» **AIM**
Send each entry back exactly as given, pictures excluded.

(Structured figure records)
>>>
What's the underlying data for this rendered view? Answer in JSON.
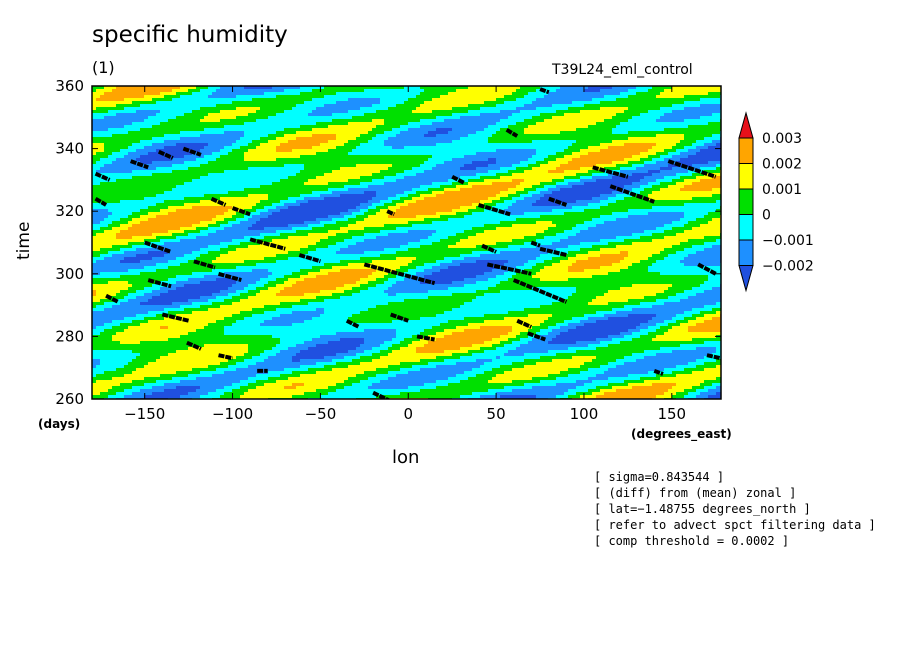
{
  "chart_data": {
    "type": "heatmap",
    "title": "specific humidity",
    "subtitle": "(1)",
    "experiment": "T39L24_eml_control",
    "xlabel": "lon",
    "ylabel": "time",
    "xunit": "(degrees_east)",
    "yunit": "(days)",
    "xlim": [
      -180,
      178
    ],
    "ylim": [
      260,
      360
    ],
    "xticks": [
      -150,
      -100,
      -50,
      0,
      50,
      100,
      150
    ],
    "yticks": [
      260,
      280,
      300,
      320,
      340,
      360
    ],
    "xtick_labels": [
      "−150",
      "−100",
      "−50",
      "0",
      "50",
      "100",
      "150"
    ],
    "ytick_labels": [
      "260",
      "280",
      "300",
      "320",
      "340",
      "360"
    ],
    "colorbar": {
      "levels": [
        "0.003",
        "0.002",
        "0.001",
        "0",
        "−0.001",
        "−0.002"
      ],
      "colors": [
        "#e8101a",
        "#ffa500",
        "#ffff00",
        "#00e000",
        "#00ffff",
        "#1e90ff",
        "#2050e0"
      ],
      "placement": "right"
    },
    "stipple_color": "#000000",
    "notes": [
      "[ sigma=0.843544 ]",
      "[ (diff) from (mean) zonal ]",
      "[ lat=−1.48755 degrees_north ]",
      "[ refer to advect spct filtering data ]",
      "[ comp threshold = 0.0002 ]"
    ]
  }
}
<<<
» **EXERCISE ANSWER**
What's the underlying data for this rendered view? Answer in JSON.
{
  "chart_data": {
    "type": "heatmap",
    "title": "specific humidity",
    "subtitle": "(1)",
    "experiment": "T39L24_eml_control",
    "xlabel": "lon",
    "ylabel": "time",
    "xunit": "(degrees_east)",
    "yunit": "(days)",
    "xlim": [
      -180,
      178
    ],
    "ylim": [
      260,
      360
    ],
    "xticks": [
      -150,
      -100,
      -50,
      0,
      50,
      100,
      150
    ],
    "yticks": [
      260,
      280,
      300,
      320,
      340,
      360
    ],
    "xtick_labels": [
      "−150",
      "−100",
      "−50",
      "0",
      "50",
      "100",
      "150"
    ],
    "ytick_labels": [
      "260",
      "280",
      "300",
      "320",
      "340",
      "360"
    ],
    "colorbar": {
      "levels": [
        "0.003",
        "0.002",
        "0.001",
        "0",
        "−0.001",
        "−0.002"
      ],
      "colors": [
        "#e8101a",
        "#ffa500",
        "#ffff00",
        "#00e000",
        "#00ffff",
        "#1e90ff",
        "#2050e0"
      ],
      "placement": "right"
    },
    "stipple_color": "#000000",
    "notes": [
      "[ sigma=0.843544 ]",
      "[ (diff) from (mean) zonal ]",
      "[ lat=−1.48755 degrees_north ]",
      "[ refer to advect spct filtering data ]",
      "[ comp threshold = 0.0002 ]"
    ]
  }
}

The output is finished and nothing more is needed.